### WHAT TO PRODUCE:
All of the material below is to be repeated exactly.

### DATA TO PROCESS:

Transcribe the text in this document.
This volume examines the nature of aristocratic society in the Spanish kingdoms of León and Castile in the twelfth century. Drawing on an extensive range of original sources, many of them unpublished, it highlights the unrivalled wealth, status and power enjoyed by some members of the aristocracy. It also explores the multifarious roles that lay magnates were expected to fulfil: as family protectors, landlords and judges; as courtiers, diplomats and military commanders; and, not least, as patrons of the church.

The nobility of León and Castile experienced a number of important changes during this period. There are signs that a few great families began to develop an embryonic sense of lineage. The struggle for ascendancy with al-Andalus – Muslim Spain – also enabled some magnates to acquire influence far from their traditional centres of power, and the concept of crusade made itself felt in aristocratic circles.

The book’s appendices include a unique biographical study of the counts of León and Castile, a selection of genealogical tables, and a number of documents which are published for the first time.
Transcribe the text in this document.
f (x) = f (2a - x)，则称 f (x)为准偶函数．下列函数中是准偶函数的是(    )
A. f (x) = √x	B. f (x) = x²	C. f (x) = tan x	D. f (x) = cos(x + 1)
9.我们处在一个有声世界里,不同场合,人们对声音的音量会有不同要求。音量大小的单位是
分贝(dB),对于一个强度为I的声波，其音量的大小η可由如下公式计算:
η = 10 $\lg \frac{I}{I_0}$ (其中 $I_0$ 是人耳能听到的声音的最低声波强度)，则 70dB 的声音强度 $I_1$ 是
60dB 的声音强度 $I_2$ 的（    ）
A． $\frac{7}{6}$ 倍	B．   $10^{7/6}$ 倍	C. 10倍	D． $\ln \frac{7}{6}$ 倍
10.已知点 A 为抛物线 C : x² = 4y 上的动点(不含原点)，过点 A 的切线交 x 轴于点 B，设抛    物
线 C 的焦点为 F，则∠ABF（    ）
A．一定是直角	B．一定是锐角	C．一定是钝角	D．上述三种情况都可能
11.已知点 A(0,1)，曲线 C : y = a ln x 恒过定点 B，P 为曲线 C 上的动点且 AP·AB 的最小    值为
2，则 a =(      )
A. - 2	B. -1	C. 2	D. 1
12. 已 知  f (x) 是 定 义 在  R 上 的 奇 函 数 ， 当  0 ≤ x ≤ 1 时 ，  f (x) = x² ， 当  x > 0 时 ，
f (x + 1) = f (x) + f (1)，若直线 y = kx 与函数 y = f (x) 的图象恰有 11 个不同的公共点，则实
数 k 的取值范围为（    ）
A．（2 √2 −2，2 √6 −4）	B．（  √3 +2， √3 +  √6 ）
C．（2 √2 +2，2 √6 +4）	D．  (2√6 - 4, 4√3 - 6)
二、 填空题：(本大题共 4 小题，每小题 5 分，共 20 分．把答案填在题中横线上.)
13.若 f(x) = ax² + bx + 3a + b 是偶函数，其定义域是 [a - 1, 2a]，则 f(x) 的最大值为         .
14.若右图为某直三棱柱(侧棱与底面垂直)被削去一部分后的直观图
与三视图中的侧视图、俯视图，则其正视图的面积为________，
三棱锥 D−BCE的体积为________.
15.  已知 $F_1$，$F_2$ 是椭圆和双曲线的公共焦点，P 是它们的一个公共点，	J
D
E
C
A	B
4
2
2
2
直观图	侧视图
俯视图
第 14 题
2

### CORRECT OUTPUT:
Transcribe the text in this document.
This volume examines the nature of aristocratic society in the Spanish kingdoms of León and Castile in the twelfth century. Drawing on an extensive range of original sources, many of them unpublished, it highlights the unrivalled wealth, status and power enjoyed by some members of the aristocracy. It also explores the multifarious roles that lay magnates were expected to fulfil: as family protectors, landlords and judges; as courtiers, diplomats and military commanders; and, not least, as patrons of the church.

The nobility of León and Castile experienced a number of important changes during this period. There are signs that a few great families began to develop an embryonic sense of lineage. The struggle for ascendancy with al-Andalus – Muslim Spain – also enabled some magnates to acquire influence far from their traditional centres of power, and the concept of crusade made itself felt in aristocratic circles.

The book’s appendices include a unique biographical study of the counts of León and Castile, a selection of genealogical tables, and a number of documents which are published for the first time.
Transcribe the text in this document.
f (x) = f (2a - x)，则称 f (x)为准偶函数．下列函数中是准偶函数的是(    )
A. f (x) = √x	B. f (x) = x²	C. f (x) = tan x	D. f (x) = cos(x + 1)
9.我们处在一个有声世界里,不同场合,人们对声音的音量会有不同要求。音量大小的单位是
分贝(dB),对于一个强度为I的声波，其音量的大小η可由如下公式计算:
η = 10 $\lg \frac{I}{I_0}$ (其中 $I_0$ 是人耳能听到的声音的最低声波强度)，则 70dB 的声音强度 $I_1$ 是
60dB 的声音强度 $I_2$ 的（    ）
A． $\frac{7}{6}$ 倍	B．   $10^{7/6}$ 倍	C. 10倍	D． $\ln \frac{7}{6}$ 倍
10.已知点 A 为抛物线 C : x² = 4y 上的动点(不含原点)，过点 A 的切线交 x 轴于点 B，设抛    物
线 C 的焦点为 F，则∠ABF（    ）
A．一定是直角	B．一定是锐角	C．一定是钝角	D．上述三种情况都可能
11.已知点 A(0,1)，曲线 C : y = a ln x 恒过定点 B，P 为曲线 C 上的动点且 AP·AB 的最小    值为
2，则 a =(      )
A. - 2	B. -1	C. 2	D. 1
12. 已 知  f (x) 是 定 义 在  R 上 的 奇 函 数 ， 当  0 ≤ x ≤ 1 时 ，  f (x) = x² ， 当  x > 0 时 ，
f (x + 1) = f (x) + f (1)，若直线 y = kx 与函数 y = f (x) 的图象恰有 11 个不同的公共点，则实
数 k 的取值范围为（    ）
A．（2 √2 −2，2 √6 −4）	B．（  √3 +2， √3 +  √6 ）
C．（2 √2 +2，2 √6 +4）	D．  (2√6 - 4, 4√3 - 6)
二、 填空题：(本大题共 4 小题，每小题 5 分，共 20 分．把答案填在题中横线上.)
13.若 f(x) = ax² + bx + 3a + b 是偶函数，其定义域是 [a - 1, 2a]，则 f(x) 的最大值为         .
14.若右图为某直三棱柱(侧棱与底面垂直)被削去一部分后的直观图
与三视图中的侧视图、俯视图，则其正视图的面积为________，
三棱锥 D−BCE的体积为________.
15.  已知 $F_1$，$F_2$ 是椭圆和双曲线的公共焦点，P 是它们的一个公共点，	J
D
E
C
A	B
4
2
2
2
直观图	侧视图
俯视图
第 14 题
2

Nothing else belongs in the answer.